* _GOAL_
Reproduce the listing below without any change.

* _DATASET RECORDS_
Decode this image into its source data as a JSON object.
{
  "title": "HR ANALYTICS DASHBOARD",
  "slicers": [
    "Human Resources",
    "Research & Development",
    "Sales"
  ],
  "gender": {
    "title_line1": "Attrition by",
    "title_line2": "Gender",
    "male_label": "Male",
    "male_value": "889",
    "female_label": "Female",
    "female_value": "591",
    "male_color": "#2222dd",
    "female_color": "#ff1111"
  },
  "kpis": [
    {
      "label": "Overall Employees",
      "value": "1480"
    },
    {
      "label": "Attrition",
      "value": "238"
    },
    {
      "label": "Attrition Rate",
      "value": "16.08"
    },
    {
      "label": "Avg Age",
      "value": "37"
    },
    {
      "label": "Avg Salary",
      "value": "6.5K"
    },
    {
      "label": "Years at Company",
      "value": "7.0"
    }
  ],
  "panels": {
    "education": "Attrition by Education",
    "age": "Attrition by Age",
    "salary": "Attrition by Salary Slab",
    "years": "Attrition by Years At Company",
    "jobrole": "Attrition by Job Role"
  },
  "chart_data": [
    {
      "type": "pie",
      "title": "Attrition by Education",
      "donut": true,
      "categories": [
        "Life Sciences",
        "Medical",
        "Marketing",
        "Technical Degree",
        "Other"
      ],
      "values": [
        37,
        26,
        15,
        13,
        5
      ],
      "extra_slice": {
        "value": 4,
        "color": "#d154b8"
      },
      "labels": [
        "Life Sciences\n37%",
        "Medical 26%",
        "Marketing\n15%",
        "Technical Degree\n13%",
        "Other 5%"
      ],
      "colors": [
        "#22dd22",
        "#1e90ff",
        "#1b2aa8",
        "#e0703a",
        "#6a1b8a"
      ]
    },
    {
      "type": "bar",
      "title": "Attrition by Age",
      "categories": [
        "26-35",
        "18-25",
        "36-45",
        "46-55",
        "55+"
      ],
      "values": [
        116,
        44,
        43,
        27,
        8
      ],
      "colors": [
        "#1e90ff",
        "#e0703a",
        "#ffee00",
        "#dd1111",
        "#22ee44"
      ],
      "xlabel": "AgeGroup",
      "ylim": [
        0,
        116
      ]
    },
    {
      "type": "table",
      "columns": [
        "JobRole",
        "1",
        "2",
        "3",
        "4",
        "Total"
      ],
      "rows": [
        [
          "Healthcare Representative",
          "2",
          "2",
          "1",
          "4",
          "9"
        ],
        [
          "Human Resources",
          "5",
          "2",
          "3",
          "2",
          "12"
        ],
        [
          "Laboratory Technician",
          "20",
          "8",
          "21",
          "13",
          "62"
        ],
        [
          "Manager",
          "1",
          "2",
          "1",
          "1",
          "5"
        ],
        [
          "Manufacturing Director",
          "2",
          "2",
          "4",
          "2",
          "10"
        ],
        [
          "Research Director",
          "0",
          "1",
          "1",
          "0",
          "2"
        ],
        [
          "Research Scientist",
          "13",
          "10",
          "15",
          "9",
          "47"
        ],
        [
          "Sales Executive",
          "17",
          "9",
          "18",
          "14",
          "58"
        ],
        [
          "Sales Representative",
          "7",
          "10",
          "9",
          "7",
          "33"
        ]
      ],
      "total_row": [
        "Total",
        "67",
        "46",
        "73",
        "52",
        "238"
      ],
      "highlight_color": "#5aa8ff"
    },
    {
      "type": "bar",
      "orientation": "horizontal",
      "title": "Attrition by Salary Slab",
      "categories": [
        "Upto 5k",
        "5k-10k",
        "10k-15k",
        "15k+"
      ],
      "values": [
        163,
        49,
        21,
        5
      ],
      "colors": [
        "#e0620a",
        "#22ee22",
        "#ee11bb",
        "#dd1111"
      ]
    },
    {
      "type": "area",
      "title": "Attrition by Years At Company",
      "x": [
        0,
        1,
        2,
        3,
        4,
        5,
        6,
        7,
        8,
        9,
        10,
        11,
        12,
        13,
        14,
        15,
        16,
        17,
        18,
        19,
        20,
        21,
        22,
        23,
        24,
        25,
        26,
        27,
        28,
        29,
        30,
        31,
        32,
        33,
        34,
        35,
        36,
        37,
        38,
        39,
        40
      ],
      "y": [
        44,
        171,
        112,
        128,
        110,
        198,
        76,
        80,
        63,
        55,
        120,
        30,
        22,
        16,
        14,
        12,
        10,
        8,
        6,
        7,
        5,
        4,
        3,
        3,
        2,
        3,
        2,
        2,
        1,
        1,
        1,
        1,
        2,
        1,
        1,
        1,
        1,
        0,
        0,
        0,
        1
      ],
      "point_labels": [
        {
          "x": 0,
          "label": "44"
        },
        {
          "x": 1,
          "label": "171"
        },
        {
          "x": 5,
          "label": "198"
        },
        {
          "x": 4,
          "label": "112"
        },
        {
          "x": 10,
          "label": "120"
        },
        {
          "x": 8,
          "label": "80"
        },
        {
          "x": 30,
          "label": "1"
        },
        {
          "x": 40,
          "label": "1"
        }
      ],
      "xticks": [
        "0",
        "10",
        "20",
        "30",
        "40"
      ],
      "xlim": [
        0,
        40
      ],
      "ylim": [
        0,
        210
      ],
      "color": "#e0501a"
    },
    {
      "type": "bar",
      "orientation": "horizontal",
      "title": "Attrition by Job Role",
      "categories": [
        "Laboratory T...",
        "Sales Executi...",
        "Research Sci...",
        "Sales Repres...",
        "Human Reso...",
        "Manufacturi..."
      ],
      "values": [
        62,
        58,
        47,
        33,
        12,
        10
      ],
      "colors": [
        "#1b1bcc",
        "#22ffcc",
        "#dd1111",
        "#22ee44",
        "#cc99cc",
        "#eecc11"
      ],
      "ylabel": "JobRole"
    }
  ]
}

* _SOLUTION TO THIS PROBLEM_
Decode this image into its source data as a JSON object.
{
  "title": "HR ANALYTICS DASHBOARD",
  "slicers": [
    "Human Resources",
    "Research & Development",
    "Sales"
  ],
  "gender": {
    "title_line1": "Attrition by",
    "title_line2": "Gender",
    "male_label": "Male",
    "male_value": "889",
    "female_label": "Female",
    "female_value": "591",
    "male_color": "#2222dd",
    "female_color": "#ff1111"
  },
  "kpis": [
    {
      "label": "Overall Employees",
      "value": "1480"
    },
    {
      "label": "Attrition",
      "value": "238"
    },
    {
      "label": "Attrition Rate",
      "value": "16.08"
    },
    {
      "label": "Avg Age",
      "value": "37"
    },
    {
      "label": "Avg Salary",
      "value": "6.5K"
    },
    {
      "label": "Years at Company",
      "value": "7.0"
    }
  ],
  "panels": {
    "education": "Attrition by Education",
    "age": "Attrition by Age",
    "salary": "Attrition by Salary Slab",
    "years": "Attrition by Years At Company",
    "jobrole": "Attrition by Job Role"
  },
  "chart_data": [
    {
      "type": "pie",
      "title": "Attrition by Education",
      "donut": true,
      "categories": [
        "Life Sciences",
        "Medical",
        "Marketing",
        "Technical Degree",
        "Other"
      ],
      "values": [
        37,
        26,
        15,
        13,
        5
      ],
      "extra_slice": {
        "value": 4,
        "color": "#d154b8"
      },
      "labels": [
        "Life Sciences\n37%",
        "Medical 26%",
        "Marketing\n15%",
        "Technical Degree\n13%",
        "Other 5%"
      ],
      "colors": [
        "#22dd22",
        "#1e90ff",
        "#1b2aa8",
        "#e0703a",
        "#6a1b8a"
      ]
    },
    {
      "type": "bar",
      "title": "Attrition by Age",
      "categories": [
        "26-35",
        "18-25",
        "36-45",
        "46-55",
        "55+"
      ],
      "values": [
        116,
        44,
        43,
        27,
        8
      ],
      "colors": [
        "#1e90ff",
        "#e0703a",
        "#ffee00",
        "#dd1111",
        "#22ee44"
      ],
      "xlabel": "AgeGroup",
      "ylim": [
        0,
        116
      ]
    },
    {
      "type": "table",
      "columns": [
        "JobRole",
        "1",
        "2",
        "3",
        "4",
        "Total"
      ],
      "rows": [
        [
          "Healthcare Representative",
          "2",
          "2",
          "1",
          "4",
          "9"
        ],
        [
          "Human Resources",
          "5",
          "2",
          "3",
          "2",
          "12"
        ],
        [
          "Laboratory Technician",
          "20",
          "8",
          "21",
          "13",
          "62"
        ],
        [
          "Manager",
          "1",
          "2",
          "1",
          "1",
          "5"
        ],
        [
          "Manufacturing Director",
          "2",
          "2",
          "4",
          "2",
          "10"
        ],
        [
          "Research Director",
          "0",
          "1",
          "1",
          "0",
          "2"
        ],
        [
          "Research Scientist",
          "13",
          "10",
          "15",
          "9",
          "47"
        ],
        [
          "Sales Executive",
          "17",
          "9",
          "18",
          "14",
          "58"
        ],
        [
          "Sales Representative",
          "7",
          "10",
          "9",
          "7",
          "33"
        ]
      ],
      "total_row": [
        "Total",
        "67",
        "46",
        "73",
        "52",
        "238"
      ],
      "highlight_color": "#5aa8ff"
    },
    {
      "type": "bar",
      "orientation": "horizontal",
      "title": "Attrition by Salary Slab",
      "categories": [
        "Upto 5k",
        "5k-10k",
        "10k-15k",
        "15k+"
      ],
      "values": [
        163,
        49,
        21,
        5
      ],
      "colors": [
        "#e0620a",
        "#22ee22",
        "#ee11bb",
        "#dd1111"
      ]
    },
    {
      "type": "area",
      "title": "Attrition by Years At Company",
      "x": [
        0,
        1,
        2,
        3,
        4,
        5,
        6,
        7,
        8,
        9,
        10,
        11,
        12,
        13,
        14,
        15,
        16,
        17,
        18,
        19,
        20,
        21,
        22,
        23,
        24,
        25,
        26,
        27,
        28,
        29,
        30,
        31,
        32,
        33,
        34,
        35,
        36,
        37,
        38,
        39,
        40
      ],
      "y": [
        44,
        171,
        112,
        128,
        110,
        198,
        76,
        80,
        63,
        55,
        120,
        30,
        22,
        16,
        14,
        12,
        10,
        8,
        6,
        7,
        5,
        4,
        3,
        3,
        2,
        3,
        2,
        2,
        1,
        1,
        1,
        1,
        2,
        1,
        1,
        1,
        1,
        0,
        0,
        0,
        1
      ],
      "point_labels": [
        {
          "x": 0,
          "label": "44"
        },
        {
          "x": 1,
          "label": "171"
        },
        {
          "x": 5,
          "label": "198"
        },
        {
          "x": 4,
          "label": "112"
        },
        {
          "x": 10,
          "label": "120"
        },
        {
          "x": 8,
          "label": "80"
        },
        {
          "x": 30,
          "label": "1"
        },
        {
          "x": 40,
          "label": "1"
        }
      ],
      "xticks": [
        "0",
        "10",
        "20",
        "30",
        "40"
      ],
      "xlim": [
        0,
        40
      ],
      "ylim": [
        0,
        210
      ],
      "color": "#e0501a"
    },
    {
      "type": "bar",
      "orientation": "horizontal",
      "title": "Attrition by Job Role",
      "categories": [
        "Laboratory T...",
        "Sales Executi...",
        "Research Sci...",
        "Sales Repres...",
        "Human Reso...",
        "Manufacturi..."
      ],
      "values": [
        62,
        58,
        47,
        33,
        12,
        10
      ],
      "colors": [
        "#1b1bcc",
        "#22ffcc",
        "#dd1111",
        "#22ee44",
        "#cc99cc",
        "#eecc11"
      ],
      "ylabel": "JobRole"
    }
  ]
}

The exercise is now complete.